(Data entries for graphics)
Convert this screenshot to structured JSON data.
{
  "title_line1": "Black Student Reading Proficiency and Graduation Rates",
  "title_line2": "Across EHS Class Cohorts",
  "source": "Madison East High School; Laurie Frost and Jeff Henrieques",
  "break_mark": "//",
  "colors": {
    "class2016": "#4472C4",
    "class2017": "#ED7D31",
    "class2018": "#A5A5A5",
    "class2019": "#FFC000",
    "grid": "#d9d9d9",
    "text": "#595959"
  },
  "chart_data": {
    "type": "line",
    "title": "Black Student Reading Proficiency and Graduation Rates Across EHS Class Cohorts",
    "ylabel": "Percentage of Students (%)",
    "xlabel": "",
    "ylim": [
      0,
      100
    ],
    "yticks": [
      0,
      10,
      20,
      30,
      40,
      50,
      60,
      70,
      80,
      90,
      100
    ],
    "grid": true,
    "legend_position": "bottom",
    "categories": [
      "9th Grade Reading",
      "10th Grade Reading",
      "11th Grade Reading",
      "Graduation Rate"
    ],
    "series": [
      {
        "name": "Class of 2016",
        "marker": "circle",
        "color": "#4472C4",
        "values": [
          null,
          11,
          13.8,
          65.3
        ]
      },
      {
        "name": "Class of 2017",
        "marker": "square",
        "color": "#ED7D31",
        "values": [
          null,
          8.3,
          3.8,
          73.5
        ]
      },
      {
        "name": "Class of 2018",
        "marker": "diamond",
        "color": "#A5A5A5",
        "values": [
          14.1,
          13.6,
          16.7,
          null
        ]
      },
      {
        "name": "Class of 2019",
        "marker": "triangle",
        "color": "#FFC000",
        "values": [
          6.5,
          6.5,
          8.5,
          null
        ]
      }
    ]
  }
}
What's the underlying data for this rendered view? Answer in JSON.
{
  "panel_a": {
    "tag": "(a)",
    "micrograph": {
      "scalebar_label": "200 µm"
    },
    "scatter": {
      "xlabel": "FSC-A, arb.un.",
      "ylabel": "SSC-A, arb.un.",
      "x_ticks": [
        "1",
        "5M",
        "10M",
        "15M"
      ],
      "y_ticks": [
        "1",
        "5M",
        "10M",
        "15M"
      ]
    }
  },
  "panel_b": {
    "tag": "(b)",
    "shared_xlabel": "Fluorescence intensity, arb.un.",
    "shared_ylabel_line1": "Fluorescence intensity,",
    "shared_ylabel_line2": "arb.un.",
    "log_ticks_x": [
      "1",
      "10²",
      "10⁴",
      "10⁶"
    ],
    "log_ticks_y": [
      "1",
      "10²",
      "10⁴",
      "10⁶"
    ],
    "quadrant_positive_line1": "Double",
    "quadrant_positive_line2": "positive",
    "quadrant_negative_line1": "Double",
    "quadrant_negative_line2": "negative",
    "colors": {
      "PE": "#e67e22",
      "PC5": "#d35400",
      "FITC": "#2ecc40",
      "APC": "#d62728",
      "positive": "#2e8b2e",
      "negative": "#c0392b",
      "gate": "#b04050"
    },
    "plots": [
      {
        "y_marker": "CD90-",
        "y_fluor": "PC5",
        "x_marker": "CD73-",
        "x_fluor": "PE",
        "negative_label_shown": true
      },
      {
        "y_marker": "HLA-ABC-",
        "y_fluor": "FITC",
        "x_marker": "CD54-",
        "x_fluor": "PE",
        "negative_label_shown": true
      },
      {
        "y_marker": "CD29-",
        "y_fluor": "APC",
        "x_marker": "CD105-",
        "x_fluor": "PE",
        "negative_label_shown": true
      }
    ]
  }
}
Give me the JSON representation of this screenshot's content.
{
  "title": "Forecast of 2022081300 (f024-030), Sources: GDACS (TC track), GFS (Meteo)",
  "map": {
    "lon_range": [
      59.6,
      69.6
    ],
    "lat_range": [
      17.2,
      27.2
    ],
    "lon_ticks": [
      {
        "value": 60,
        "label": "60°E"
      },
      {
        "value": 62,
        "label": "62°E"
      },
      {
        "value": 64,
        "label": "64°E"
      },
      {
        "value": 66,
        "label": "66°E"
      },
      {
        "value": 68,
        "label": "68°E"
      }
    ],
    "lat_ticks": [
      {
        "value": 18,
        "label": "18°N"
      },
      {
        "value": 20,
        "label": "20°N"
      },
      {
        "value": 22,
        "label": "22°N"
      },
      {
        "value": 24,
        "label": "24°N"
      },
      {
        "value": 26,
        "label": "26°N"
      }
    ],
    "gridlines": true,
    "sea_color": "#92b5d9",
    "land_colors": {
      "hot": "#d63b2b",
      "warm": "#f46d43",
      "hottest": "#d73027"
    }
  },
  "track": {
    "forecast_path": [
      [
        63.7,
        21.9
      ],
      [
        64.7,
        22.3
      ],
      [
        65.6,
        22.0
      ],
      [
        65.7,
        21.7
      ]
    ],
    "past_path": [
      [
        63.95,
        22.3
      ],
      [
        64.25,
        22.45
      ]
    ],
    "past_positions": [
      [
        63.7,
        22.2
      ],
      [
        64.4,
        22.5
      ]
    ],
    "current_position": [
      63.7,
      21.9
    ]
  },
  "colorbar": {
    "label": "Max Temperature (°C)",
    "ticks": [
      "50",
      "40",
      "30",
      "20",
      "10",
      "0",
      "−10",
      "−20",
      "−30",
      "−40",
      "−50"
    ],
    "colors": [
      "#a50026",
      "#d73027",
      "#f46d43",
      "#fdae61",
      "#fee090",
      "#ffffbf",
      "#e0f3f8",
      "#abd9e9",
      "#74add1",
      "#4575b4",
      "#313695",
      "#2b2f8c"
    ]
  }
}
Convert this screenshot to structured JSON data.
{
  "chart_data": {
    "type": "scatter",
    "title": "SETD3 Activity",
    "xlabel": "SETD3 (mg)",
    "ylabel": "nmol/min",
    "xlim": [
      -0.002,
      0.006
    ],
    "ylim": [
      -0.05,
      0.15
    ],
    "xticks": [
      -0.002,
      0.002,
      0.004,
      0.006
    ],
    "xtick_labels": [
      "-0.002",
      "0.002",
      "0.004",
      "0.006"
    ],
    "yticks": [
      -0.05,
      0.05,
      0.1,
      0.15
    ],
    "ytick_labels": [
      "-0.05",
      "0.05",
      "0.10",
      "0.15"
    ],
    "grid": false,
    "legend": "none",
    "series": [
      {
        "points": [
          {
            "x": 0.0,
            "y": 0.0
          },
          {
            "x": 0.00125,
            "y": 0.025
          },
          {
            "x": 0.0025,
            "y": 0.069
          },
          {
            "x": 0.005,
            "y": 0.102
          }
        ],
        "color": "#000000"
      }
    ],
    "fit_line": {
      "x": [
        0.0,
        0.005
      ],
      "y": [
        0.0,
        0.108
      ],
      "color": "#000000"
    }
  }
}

Exercise objective — Output every entry shown above, exactly.

Solution to this problem —
Convert this screenshot to structured JSON data.
{
  "title_line1": "Black Student Reading Proficiency and Graduation Rates",
  "title_line2": "Across EHS Class Cohorts",
  "source": "Madison East High School; Laurie Frost and Jeff Henrieques",
  "break_mark": "//",
  "colors": {
    "class2016": "#4472C4",
    "class2017": "#ED7D31",
    "class2018": "#A5A5A5",
    "class2019": "#FFC000",
    "grid": "#d9d9d9",
    "text": "#595959"
  },
  "chart_data": {
    "type": "line",
    "title": "Black Student Reading Proficiency and Graduation Rates Across EHS Class Cohorts",
    "ylabel": "Percentage of Students (%)",
    "xlabel": "",
    "ylim": [
      0,
      100
    ],
    "yticks": [
      0,
      10,
      20,
      30,
      40,
      50,
      60,
      70,
      80,
      90,
      100
    ],
    "grid": true,
    "legend_position": "bottom",
    "categories": [
      "9th Grade Reading",
      "10th Grade Reading",
      "11th Grade Reading",
      "Graduation Rate"
    ],
    "series": [
      {
        "name": "Class of 2016",
        "marker": "circle",
        "color": "#4472C4",
        "values": [
          null,
          11,
          13.8,
          65.3
        ]
      },
      {
        "name": "Class of 2017",
        "marker": "square",
        "color": "#ED7D31",
        "values": [
          null,
          8.3,
          3.8,
          73.5
        ]
      },
      {
        "name": "Class of 2018",
        "marker": "diamond",
        "color": "#A5A5A5",
        "values": [
          14.1,
          13.6,
          16.7,
          null
        ]
      },
      {
        "name": "Class of 2019",
        "marker": "triangle",
        "color": "#FFC000",
        "values": [
          6.5,
          6.5,
          8.5,
          null
        ]
      }
    ]
  }
}
What's the underlying data for this rendered view? Answer in JSON.
{
  "panel_a": {
    "tag": "(a)",
    "micrograph": {
      "scalebar_label": "200 µm"
    },
    "scatter": {
      "xlabel": "FSC-A, arb.un.",
      "ylabel": "SSC-A, arb.un.",
      "x_ticks": [
        "1",
        "5M",
        "10M",
        "15M"
      ],
      "y_ticks": [
        "1",
        "5M",
        "10M",
        "15M"
      ]
    }
  },
  "panel_b": {
    "tag": "(b)",
    "shared_xlabel": "Fluorescence intensity, arb.un.",
    "shared_ylabel_line1": "Fluorescence intensity,",
    "shared_ylabel_line2": "arb.un.",
    "log_ticks_x": [
      "1",
      "10²",
      "10⁴",
      "10⁶"
    ],
    "log_ticks_y": [
      "1",
      "10²",
      "10⁴",
      "10⁶"
    ],
    "quadrant_positive_line1": "Double",
    "quadrant_positive_line2": "positive",
    "quadrant_negative_line1": "Double",
    "quadrant_negative_line2": "negative",
    "colors": {
      "PE": "#e67e22",
      "PC5": "#d35400",
      "FITC": "#2ecc40",
      "APC": "#d62728",
      "positive": "#2e8b2e",
      "negative": "#c0392b",
      "gate": "#b04050"
    },
    "plots": [
      {
        "y_marker": "CD90-",
        "y_fluor": "PC5",
        "x_marker": "CD73-",
        "x_fluor": "PE",
        "negative_label_shown": true
      },
      {
        "y_marker": "HLA-ABC-",
        "y_fluor": "FITC",
        "x_marker": "CD54-",
        "x_fluor": "PE",
        "negative_label_shown": true
      },
      {
        "y_marker": "CD29-",
        "y_fluor": "APC",
        "x_marker": "CD105-",
        "x_fluor": "PE",
        "negative_label_shown": true
      }
    ]
  }
}
Give me the JSON representation of this screenshot's content.
{
  "title": "Forecast of 2022081300 (f024-030), Sources: GDACS (TC track), GFS (Meteo)",
  "map": {
    "lon_range": [
      59.6,
      69.6
    ],
    "lat_range": [
      17.2,
      27.2
    ],
    "lon_ticks": [
      {
        "value": 60,
        "label": "60°E"
      },
      {
        "value": 62,
        "label": "62°E"
      },
      {
        "value": 64,
        "label": "64°E"
      },
      {
        "value": 66,
        "label": "66°E"
      },
      {
        "value": 68,
        "label": "68°E"
      }
    ],
    "lat_ticks": [
      {
        "value": 18,
        "label": "18°N"
      },
      {
        "value": 20,
        "label": "20°N"
      },
      {
        "value": 22,
        "label": "22°N"
      },
      {
        "value": 24,
        "label": "24°N"
      },
      {
        "value": 26,
        "label": "26°N"
      }
    ],
    "gridlines": true,
    "sea_color": "#92b5d9",
    "land_colors": {
      "hot": "#d63b2b",
      "warm": "#f46d43",
      "hottest": "#d73027"
    }
  },
  "track": {
    "forecast_path": [
      [
        63.7,
        21.9
      ],
      [
        64.7,
        22.3
      ],
      [
        65.6,
        22.0
      ],
      [
        65.7,
        21.7
      ]
    ],
    "past_path": [
      [
        63.95,
        22.3
      ],
      [
        64.25,
        22.45
      ]
    ],
    "past_positions": [
      [
        63.7,
        22.2
      ],
      [
        64.4,
        22.5
      ]
    ],
    "current_position": [
      63.7,
      21.9
    ]
  },
  "colorbar": {
    "label": "Max Temperature (°C)",
    "ticks": [
      "50",
      "40",
      "30",
      "20",
      "10",
      "0",
      "−10",
      "−20",
      "−30",
      "−40",
      "−50"
    ],
    "colors": [
      "#a50026",
      "#d73027",
      "#f46d43",
      "#fdae61",
      "#fee090",
      "#ffffbf",
      "#e0f3f8",
      "#abd9e9",
      "#74add1",
      "#4575b4",
      "#313695",
      "#2b2f8c"
    ]
  }
}
Convert this screenshot to structured JSON data.
{
  "chart_data": {
    "type": "scatter",
    "title": "SETD3 Activity",
    "xlabel": "SETD3 (mg)",
    "ylabel": "nmol/min",
    "xlim": [
      -0.002,
      0.006
    ],
    "ylim": [
      -0.05,
      0.15
    ],
    "xticks": [
      -0.002,
      0.002,
      0.004,
      0.006
    ],
    "xtick_labels": [
      "-0.002",
      "0.002",
      "0.004",
      "0.006"
    ],
    "yticks": [
      -0.05,
      0.05,
      0.1,
      0.15
    ],
    "ytick_labels": [
      "-0.05",
      "0.05",
      "0.10",
      "0.15"
    ],
    "grid": false,
    "legend": "none",
    "series": [
      {
        "points": [
          {
            "x": 0.0,
            "y": 0.0
          },
          {
            "x": 0.00125,
            "y": 0.025
          },
          {
            "x": 0.0025,
            "y": 0.069
          },
          {
            "x": 0.005,
            "y": 0.102
          }
        ],
        "color": "#000000"
      }
    ],
    "fit_line": {
      "x": [
        0.0,
        0.005
      ],
      "y": [
        0.0,
        0.108
      ],
      "color": "#000000"
    }
  }
}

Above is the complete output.